**Problem details**
Copy out every line of the items below with no changes, and leave the pictures out of your answer.
== Data entries ==
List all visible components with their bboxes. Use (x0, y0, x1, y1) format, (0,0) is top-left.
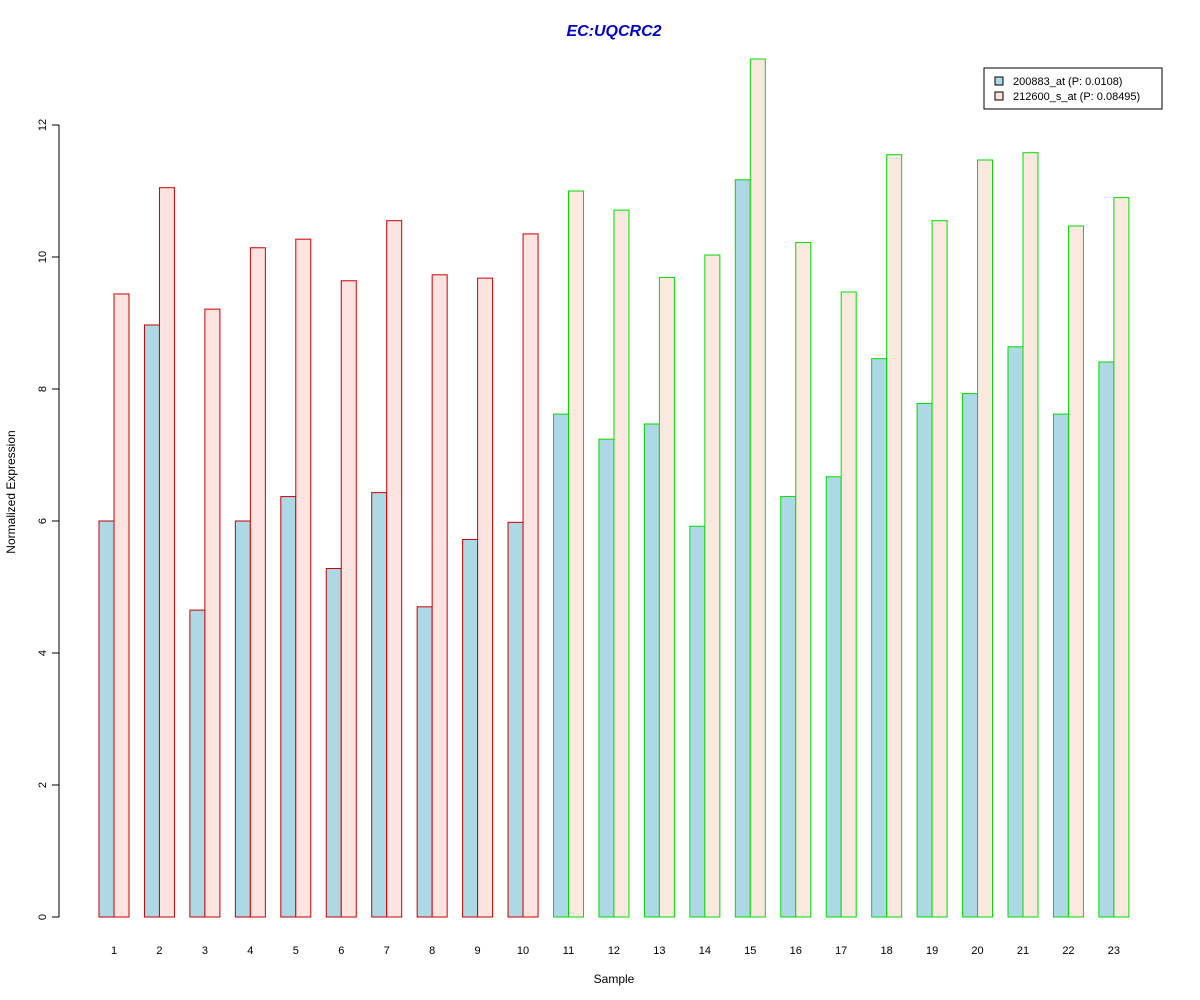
x-tick-label: 2 (156, 945, 162, 957)
bar-series-2-sample-7 (386, 220, 403, 918)
x-tick-label: 9 (475, 945, 481, 957)
bar-series-2-sample-16 (795, 241, 812, 918)
bar-series-2-sample-20 (977, 159, 994, 918)
x-tick-label: 16 (790, 945, 802, 957)
x-tick-label: 18 (881, 945, 893, 957)
bar-series-1-sample-2 (143, 324, 160, 918)
bar-series-2-sample-13 (658, 276, 675, 918)
bar-series-2-sample-1 (113, 293, 130, 918)
x-tick-label: 19 (926, 945, 938, 957)
x-tick-label: 23 (1108, 945, 1120, 957)
bar-series-1-sample-12 (598, 438, 615, 918)
x-tick-label: 7 (384, 945, 390, 957)
bar-series-1-sample-8 (416, 606, 433, 918)
x-tick-label: 6 (338, 945, 344, 957)
bar-series-2-sample-17 (840, 291, 857, 918)
x-tick-label: 21 (1017, 945, 1029, 957)
bar-series-2-sample-10 (522, 233, 539, 918)
bar-series-1-sample-23 (1098, 361, 1115, 918)
bar-series-2-sample-14 (704, 254, 721, 918)
bar-series-2-sample-4 (249, 247, 266, 918)
x-tick-label: 5 (293, 945, 299, 957)
y-tick-label: 8 (37, 386, 49, 392)
y-axis-label: Normalized Expression (4, 430, 18, 553)
x-tick-label: 15 (744, 945, 756, 957)
legend-label-series-1: 200883_at (P: 0.0108) (1013, 76, 1122, 88)
legend-label-series-2: 212600_s_at (P: 0.08495) (1013, 91, 1140, 103)
bar-series-1-sample-15 (734, 179, 751, 918)
y-tick-label: 0 (37, 914, 49, 920)
bar-series-1-sample-21 (1007, 346, 1024, 918)
bar-series-2-sample-3 (204, 308, 221, 918)
bar-series-2-sample-22 (1067, 225, 1084, 918)
y-tick-label: 6 (37, 518, 49, 524)
bar-series-1-sample-18 (871, 358, 888, 918)
y-tick-label: 4 (37, 650, 49, 656)
y-tick-label: 12 (37, 119, 49, 131)
bar-series-2-sample-15 (749, 58, 766, 918)
bar-series-2-sample-18 (886, 154, 903, 918)
x-tick-label: 14 (699, 945, 711, 957)
legend-swatch-series-2 (994, 91, 1004, 101)
bar-series-2-sample-19 (931, 220, 948, 918)
x-tick-label: 17 (835, 945, 847, 957)
x-tick-label: 1 (111, 945, 117, 957)
x-tick-label: 22 (1062, 945, 1074, 957)
x-tick-label: 3 (202, 945, 208, 957)
bar-series-1-sample-4 (234, 520, 251, 918)
x-tick-label: 12 (608, 945, 620, 957)
bar-series-1-sample-9 (462, 538, 479, 918)
x-tick-label: 10 (517, 945, 529, 957)
x-tick-label: 8 (429, 945, 435, 957)
bars-group (98, 58, 1130, 918)
bar-series-1-sample-6 (325, 568, 342, 918)
bar-series-1-sample-17 (825, 476, 842, 918)
bar-series-2-sample-9 (477, 277, 494, 918)
x-axis-label: Sample (594, 972, 635, 986)
bar-series-1-sample-3 (189, 609, 206, 918)
legend-swatch-series-1 (994, 76, 1004, 86)
x-tick-labels: 1 2 3 4 5 6 7 8 9 10 11 12 13 14 15 16 17 18 19 20 21 22 23 (111, 945, 1120, 957)
bar-series-2-sample-21 (1022, 152, 1039, 918)
bar-series-1-sample-13 (643, 423, 660, 918)
bar-series-1-sample-1 (98, 520, 115, 918)
bar-series-2-sample-8 (431, 274, 448, 918)
bar-series-1-sample-5 (280, 496, 297, 918)
bar-series-1-sample-11 (553, 413, 569, 918)
bar-series-2-sample-5 (295, 238, 312, 918)
x-tick-label: 20 (971, 945, 983, 957)
bar-series-1-sample-16 (780, 496, 797, 918)
legend-box (983, 67, 1163, 110)
x-tick-label: 4 (247, 945, 253, 957)
bar-series-2-sample-12 (613, 209, 630, 918)
bar-series-1-sample-14 (689, 525, 706, 918)
bar-series-2-sample-2 (158, 187, 175, 918)
bar-series-1-sample-7 (371, 492, 388, 918)
x-tick-label: 11 (563, 945, 574, 957)
chart-title: EC:UQCRC2 (566, 23, 661, 40)
bar-series-1-sample-20 (962, 393, 979, 918)
x-tick-label: 13 (653, 945, 665, 957)
y-axis: 0 2 4 6 8 10 12 (37, 119, 60, 920)
y-tick-label: 10 (37, 251, 49, 263)
bar-series-2-sample-6 (340, 280, 357, 918)
legend: 200883_at (P: 0.0108) 212600_s_at (P: 0.… (983, 67, 1163, 110)
bar-series-1-sample-22 (1052, 413, 1069, 918)
bar-series-2-sample-23 (1113, 197, 1130, 918)
bar-series-2-sample-11 (568, 190, 584, 918)
bar-series-1-sample-10 (507, 521, 524, 918)
y-tick-label: 2 (37, 782, 49, 788)
bar-series-1-sample-19 (916, 403, 933, 918)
===
**Task response**
List all visible components with their bboxes. Use (x0, y0, x1, y1) format, (0,0) is top-left.
x-tick-label: 2 (156, 945, 162, 957)
bar-series-2-sample-7 (386, 220, 403, 918)
x-tick-label: 9 (475, 945, 481, 957)
bar-series-2-sample-16 (795, 241, 812, 918)
bar-series-2-sample-20 (977, 159, 994, 918)
x-tick-label: 16 (790, 945, 802, 957)
x-tick-label: 18 (881, 945, 893, 957)
bar-series-1-sample-2 (143, 324, 160, 918)
bar-series-2-sample-13 (658, 276, 675, 918)
bar-series-2-sample-1 (113, 293, 130, 918)
x-tick-label: 19 (926, 945, 938, 957)
x-tick-label: 23 (1108, 945, 1120, 957)
bar-series-1-sample-12 (598, 438, 615, 918)
x-tick-label: 7 (384, 945, 390, 957)
bar-series-1-sample-8 (416, 606, 433, 918)
x-tick-label: 6 (338, 945, 344, 957)
bar-series-2-sample-17 (840, 291, 857, 918)
x-tick-label: 21 (1017, 945, 1029, 957)
bar-series-2-sample-10 (522, 233, 539, 918)
bar-series-1-sample-23 (1098, 361, 1115, 918)
bar-series-2-sample-14 (704, 254, 721, 918)
bar-series-2-sample-4 (249, 247, 266, 918)
x-tick-label: 5 (293, 945, 299, 957)
y-tick-label: 8 (37, 386, 49, 392)
y-axis-label: Normalized Expression (4, 430, 18, 553)
x-tick-label: 15 (744, 945, 756, 957)
legend-label-series-1: 200883_at (P: 0.0108) (1013, 76, 1122, 88)
legend-label-series-2: 212600_s_at (P: 0.08495) (1013, 91, 1140, 103)
bar-series-1-sample-15 (734, 179, 751, 918)
y-tick-label: 0 (37, 914, 49, 920)
bar-series-1-sample-21 (1007, 346, 1024, 918)
bar-series-2-sample-3 (204, 308, 221, 918)
bar-series-2-sample-22 (1067, 225, 1084, 918)
y-tick-label: 6 (37, 518, 49, 524)
bar-series-1-sample-18 (871, 358, 888, 918)
y-tick-label: 4 (37, 650, 49, 656)
y-tick-label: 12 (37, 119, 49, 131)
bar-series-2-sample-15 (749, 58, 766, 918)
bar-series-2-sample-18 (886, 154, 903, 918)
x-tick-label: 14 (699, 945, 711, 957)
legend-swatch-series-2 (994, 91, 1004, 101)
bar-series-2-sample-19 (931, 220, 948, 918)
x-tick-label: 17 (835, 945, 847, 957)
x-tick-label: 1 (111, 945, 117, 957)
x-tick-label: 22 (1062, 945, 1074, 957)
x-tick-label: 3 (202, 945, 208, 957)
bar-series-1-sample-4 (234, 520, 251, 918)
x-tick-label: 12 (608, 945, 620, 957)
bar-series-1-sample-9 (462, 538, 479, 918)
x-tick-label: 10 (517, 945, 529, 957)
x-tick-label: 8 (429, 945, 435, 957)
bars-group (98, 58, 1130, 918)
bar-series-1-sample-6 (325, 568, 342, 918)
bar-series-1-sample-17 (825, 476, 842, 918)
bar-series-2-sample-9 (477, 277, 494, 918)
x-axis-label: Sample (594, 972, 635, 986)
bar-series-1-sample-3 (189, 609, 206, 918)
legend-swatch-series-1 (994, 76, 1004, 86)
x-tick-labels: 1 2 3 4 5 6 7 8 9 10 11 12 13 14 15 16 17 18 19 20 21 22 23 (111, 945, 1120, 957)
bar-series-2-sample-21 (1022, 152, 1039, 918)
bar-series-1-sample-13 (643, 423, 660, 918)
bar-series-1-sample-1 (98, 520, 115, 918)
bar-series-2-sample-8 (431, 274, 448, 918)
bar-series-1-sample-5 (280, 496, 297, 918)
bar-series-1-sample-11 (553, 413, 569, 918)
bar-series-2-sample-5 (295, 238, 312, 918)
x-tick-label: 20 (971, 945, 983, 957)
bar-series-1-sample-16 (780, 496, 797, 918)
legend-box (983, 67, 1163, 110)
x-tick-label: 4 (247, 945, 253, 957)
bar-series-2-sample-12 (613, 209, 630, 918)
bar-series-1-sample-14 (689, 525, 706, 918)
bar-series-2-sample-2 (158, 187, 175, 918)
bar-series-1-sample-7 (371, 492, 388, 918)
x-tick-label: 11 (563, 945, 574, 957)
chart-title: EC:UQCRC2 (566, 23, 661, 40)
bar-series-1-sample-20 (962, 393, 979, 918)
x-tick-label: 13 (653, 945, 665, 957)
y-axis: 0 2 4 6 8 10 12 (37, 119, 60, 920)
y-tick-label: 10 (37, 251, 49, 263)
bar-series-2-sample-6 (340, 280, 357, 918)
legend: 200883_at (P: 0.0108) 212600_s_at (P: 0.… (983, 67, 1163, 110)
bar-series-1-sample-22 (1052, 413, 1069, 918)
bar-series-2-sample-23 (1113, 197, 1130, 918)
bar-series-2-sample-11 (568, 190, 584, 918)
bar-series-1-sample-10 (507, 521, 524, 918)
y-tick-label: 2 (37, 782, 49, 788)
bar-series-1-sample-19 (916, 403, 933, 918)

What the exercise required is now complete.